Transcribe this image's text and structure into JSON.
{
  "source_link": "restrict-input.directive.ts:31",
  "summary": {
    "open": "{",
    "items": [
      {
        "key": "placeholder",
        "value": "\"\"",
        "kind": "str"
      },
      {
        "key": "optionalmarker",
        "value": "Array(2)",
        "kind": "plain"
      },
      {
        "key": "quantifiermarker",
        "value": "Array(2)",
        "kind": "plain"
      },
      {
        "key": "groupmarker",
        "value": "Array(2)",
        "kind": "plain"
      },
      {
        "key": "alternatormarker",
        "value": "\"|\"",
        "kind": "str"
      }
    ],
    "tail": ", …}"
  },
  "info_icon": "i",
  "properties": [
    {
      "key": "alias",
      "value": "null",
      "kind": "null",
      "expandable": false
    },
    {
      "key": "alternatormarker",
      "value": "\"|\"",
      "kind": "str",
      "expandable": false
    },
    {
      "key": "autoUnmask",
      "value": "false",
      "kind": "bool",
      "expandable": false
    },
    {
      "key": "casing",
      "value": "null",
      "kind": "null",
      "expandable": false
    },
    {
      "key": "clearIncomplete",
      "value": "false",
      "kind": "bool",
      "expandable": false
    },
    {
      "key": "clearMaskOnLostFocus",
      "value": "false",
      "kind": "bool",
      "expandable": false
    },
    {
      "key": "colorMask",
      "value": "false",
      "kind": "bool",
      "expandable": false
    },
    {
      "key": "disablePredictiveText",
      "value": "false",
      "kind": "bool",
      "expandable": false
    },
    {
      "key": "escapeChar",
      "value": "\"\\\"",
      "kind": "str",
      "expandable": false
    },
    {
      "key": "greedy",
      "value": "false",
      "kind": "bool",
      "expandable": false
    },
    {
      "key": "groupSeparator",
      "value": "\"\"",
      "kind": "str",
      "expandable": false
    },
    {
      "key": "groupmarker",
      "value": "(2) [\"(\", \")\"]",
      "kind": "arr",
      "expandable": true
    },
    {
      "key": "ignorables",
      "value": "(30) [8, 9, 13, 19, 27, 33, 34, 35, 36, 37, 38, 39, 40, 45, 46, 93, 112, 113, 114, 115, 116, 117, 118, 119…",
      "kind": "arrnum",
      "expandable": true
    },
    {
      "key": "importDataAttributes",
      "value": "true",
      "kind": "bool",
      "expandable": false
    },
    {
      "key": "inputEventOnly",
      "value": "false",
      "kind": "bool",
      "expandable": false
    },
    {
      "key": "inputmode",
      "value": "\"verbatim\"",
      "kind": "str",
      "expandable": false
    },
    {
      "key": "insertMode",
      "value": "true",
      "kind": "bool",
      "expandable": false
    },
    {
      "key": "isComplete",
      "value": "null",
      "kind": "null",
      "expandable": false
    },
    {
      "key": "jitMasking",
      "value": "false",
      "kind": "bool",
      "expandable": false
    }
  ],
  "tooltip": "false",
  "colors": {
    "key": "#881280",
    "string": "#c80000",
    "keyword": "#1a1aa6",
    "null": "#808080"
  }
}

### SET EXERCISE
Where a line of the records above holds the word "alternatormarker", copy that line.

### TASK SOLUTION
        "key": "alternatormarker",
      "key": "alternatormarker",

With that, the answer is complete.